[GOAL OF THE EXERCISE]
In the listing below, copy out everything from the line that contains "calendar-day-cell[interactable]: 17 <box>952" down to the line that contains "page-dot-1[interactable] <box>207 505", both included, keeping each line unchanged.

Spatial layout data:
+---+

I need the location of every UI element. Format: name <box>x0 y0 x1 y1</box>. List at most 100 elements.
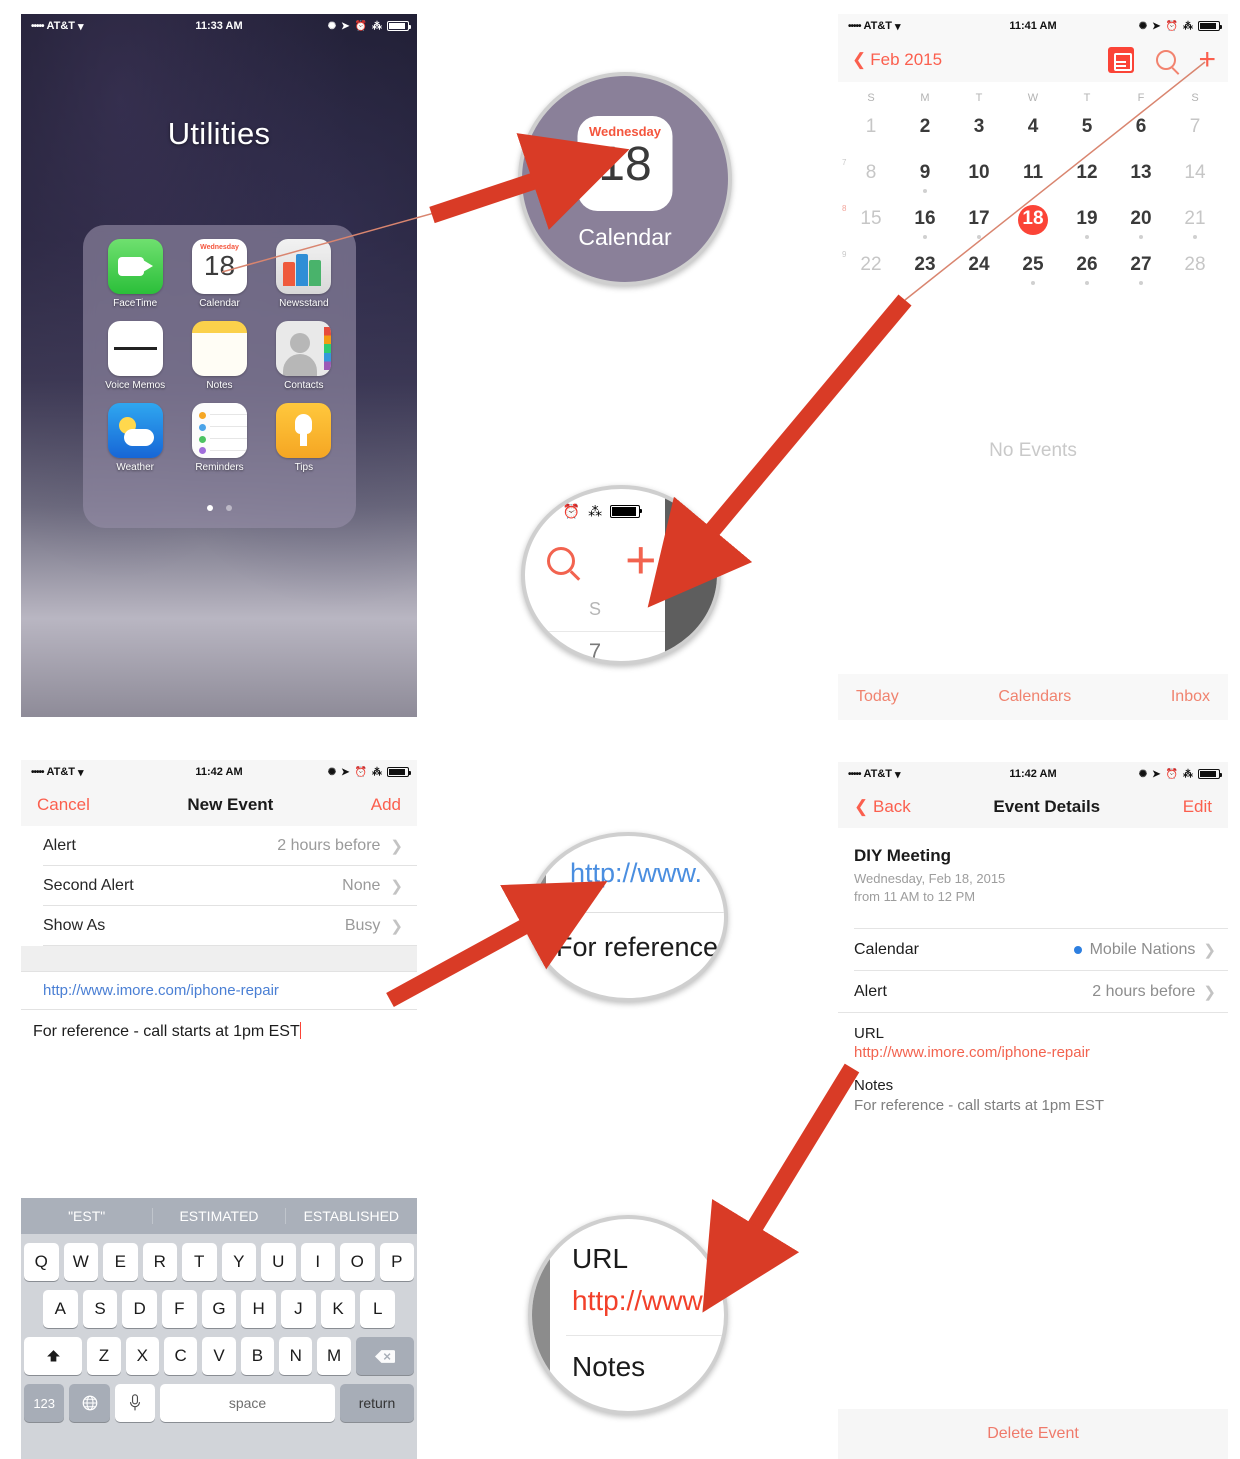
calendar-day-cell[interactable]: 17 <box>952 198 1006 244</box>
app-tips[interactable]: Tips <box>262 403 346 473</box>
backspace-key[interactable] <box>355 1337 414 1375</box>
calendar-day-cell[interactable]: 15 <box>844 198 898 244</box>
calendar-day-cell[interactable]: 20 <box>1114 198 1168 244</box>
key-g[interactable]: G <box>201 1290 237 1328</box>
key-q[interactable]: Q <box>24 1243 59 1281</box>
page-dot-1[interactable] <box>207 505 214 511</box>
key-l[interactable]: L <box>360 1290 396 1328</box>
suggestion-1[interactable]: ESTIMATED <box>153 1208 286 1224</box>
suggestion-0[interactable]: "EST" <box>21 1208 154 1224</box>
return-key[interactable]: return <box>339 1384 414 1422</box>
calendar-day-cell[interactable]: 23 <box>898 244 952 290</box>
calendar-day-cell[interactable]: 1 <box>844 106 898 152</box>
key-i[interactable]: I <box>300 1243 335 1281</box>
shift-key[interactable] <box>24 1337 83 1375</box>
row-alert[interactable]: Alert 2 hours before ❯ <box>43 826 417 866</box>
key-h[interactable]: H <box>241 1290 277 1328</box>
key-a[interactable]: A <box>42 1290 78 1328</box>
calendar-day-cell[interactable]: 27 <box>1114 244 1168 290</box>
calendar-day-cell[interactable]: 14 <box>1168 152 1222 198</box>
key-n[interactable]: N <box>279 1337 313 1375</box>
calendar-day-cell[interactable]: 5 <box>1060 106 1114 152</box>
calendar-day-cell[interactable]: 2 <box>898 106 952 152</box>
calendar-day-cell[interactable]: 10 <box>952 152 1006 198</box>
row-alert[interactable]: Alert 2 hours before ❯ <box>854 970 1228 1012</box>
app-facetime[interactable]: FaceTime <box>93 239 177 309</box>
key-k[interactable]: K <box>320 1290 356 1328</box>
calendar-day-cell[interactable]: 6 <box>1114 106 1168 152</box>
today-button[interactable]: Today <box>856 688 899 706</box>
dictation-key[interactable] <box>114 1384 156 1422</box>
row-show-as[interactable]: Show As Busy ❯ <box>43 906 417 946</box>
numbers-key[interactable]: 123 <box>24 1384 65 1422</box>
app-weather[interactable]: Weather <box>93 403 177 473</box>
key-w[interactable]: W <box>63 1243 98 1281</box>
globe-key[interactable] <box>69 1384 110 1422</box>
calendar-day-cell[interactable]: 24 <box>952 244 1006 290</box>
calendar-day-cell[interactable]: 3 <box>952 106 1006 152</box>
calendar-day-cell[interactable]: 13 <box>1114 152 1168 198</box>
key-f[interactable]: F <box>162 1290 197 1328</box>
app-notes[interactable]: Notes <box>177 321 261 391</box>
calendar-day-cell[interactable]: 8 <box>844 152 898 198</box>
calendar-day-cell[interactable]: 4 <box>1006 106 1060 152</box>
calendars-button[interactable]: Calendars <box>998 688 1071 706</box>
location-icon: ➤ <box>543 503 555 519</box>
calendar-day-cell[interactable]: 11 <box>1006 152 1060 198</box>
calendar-day-cell[interactable]: 26 <box>1060 244 1114 290</box>
key-s[interactable]: S <box>82 1290 118 1328</box>
calendar-day-cell[interactable]: 22 <box>844 244 898 290</box>
search-icon[interactable] <box>547 547 575 575</box>
key-d[interactable]: D <box>122 1290 157 1328</box>
key-c[interactable]: C <box>164 1337 198 1375</box>
calendar-day-cell[interactable]: 18 <box>1006 198 1060 244</box>
row-calendar[interactable]: Calendar Mobile Nations ❯ <box>854 928 1228 970</box>
cancel-button[interactable]: Cancel <box>37 795 90 815</box>
key-o[interactable]: O <box>340 1243 375 1281</box>
app-contacts[interactable]: Contacts <box>262 321 346 391</box>
back-to-year-button[interactable]: ❮ Feb 2015 <box>852 50 942 70</box>
calendar-navbar: ❮ Feb 2015 + <box>838 38 1228 82</box>
key-e[interactable]: E <box>103 1243 138 1281</box>
calendar-day-cell[interactable]: 21 <box>1168 198 1222 244</box>
app-newsstand[interactable]: Newsstand <box>262 239 346 309</box>
calendar-day-cell[interactable]: 28 <box>1168 244 1222 290</box>
app-reminders[interactable]: Reminders <box>177 403 261 473</box>
key-j[interactable]: J <box>281 1290 316 1328</box>
url-input[interactable]: http://www.imore.com/iphone-repair <box>21 972 417 1010</box>
edit-button[interactable]: Edit <box>1183 797 1212 817</box>
calendar-day-cell[interactable]: 19 <box>1060 198 1114 244</box>
notes-input[interactable]: For reference - call starts at 1pm EST <box>21 1010 417 1051</box>
add-icon[interactable]: + <box>625 533 657 587</box>
inbox-button[interactable]: Inbox <box>1171 688 1210 706</box>
calendar-day-cell[interactable]: 9 <box>898 152 952 198</box>
location-icon: ➤ <box>341 766 350 778</box>
key-v[interactable]: V <box>202 1337 236 1375</box>
calendar-day-cell[interactable]: 12 <box>1060 152 1114 198</box>
back-button[interactable]: ❮ Back <box>854 797 911 817</box>
calendar-day-cell[interactable]: 7 <box>1168 106 1222 152</box>
key-z[interactable]: Z <box>87 1337 121 1375</box>
add-button[interactable]: Add <box>371 795 401 815</box>
app-voice-memos[interactable]: Voice Memos <box>93 321 177 391</box>
suggestion-2[interactable]: ESTABLISHED <box>286 1208 417 1224</box>
search-icon[interactable] <box>1156 50 1177 70</box>
key-t[interactable]: T <box>182 1243 217 1281</box>
list-view-icon[interactable] <box>1108 47 1135 73</box>
key-y[interactable]: Y <box>221 1243 256 1281</box>
app-calendar[interactable]: Wednesday 18 Calendar <box>177 239 261 309</box>
space-key[interactable]: space <box>160 1384 335 1422</box>
page-dot-2[interactable] <box>225 505 232 511</box>
calendar-day-cell[interactable]: 16 <box>898 198 952 244</box>
row-second-alert[interactable]: Second Alert None ❯ <box>43 866 417 906</box>
key-b[interactable]: B <box>240 1337 275 1375</box>
calendar-day-cell[interactable]: 25 <box>1006 244 1060 290</box>
key-u[interactable]: U <box>261 1243 296 1281</box>
key-m[interactable]: M <box>317 1337 351 1375</box>
url-link[interactable]: http://www.imore.com/iphone-repair <box>854 1044 1228 1061</box>
key-r[interactable]: R <box>142 1243 177 1281</box>
add-icon[interactable]: + <box>1198 45 1216 75</box>
delete-event-button[interactable]: Delete Event <box>838 1409 1228 1459</box>
key-x[interactable]: X <box>125 1337 159 1375</box>
key-p[interactable]: P <box>379 1243 414 1281</box>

+---+

[RESPONSE TO THIS TASK]
calendar-day-cell[interactable]: 17 <box>952 198 1006 244</box>
app-tips[interactable]: Tips <box>262 403 346 473</box>
backspace-key[interactable] <box>355 1337 414 1375</box>
calendar-day-cell[interactable]: 15 <box>844 198 898 244</box>
calendar-day-cell[interactable]: 20 <box>1114 198 1168 244</box>
key-g[interactable]: G <box>201 1290 237 1328</box>
key-q[interactable]: Q <box>24 1243 59 1281</box>
page-dot-1[interactable] <box>207 505 214 511</box>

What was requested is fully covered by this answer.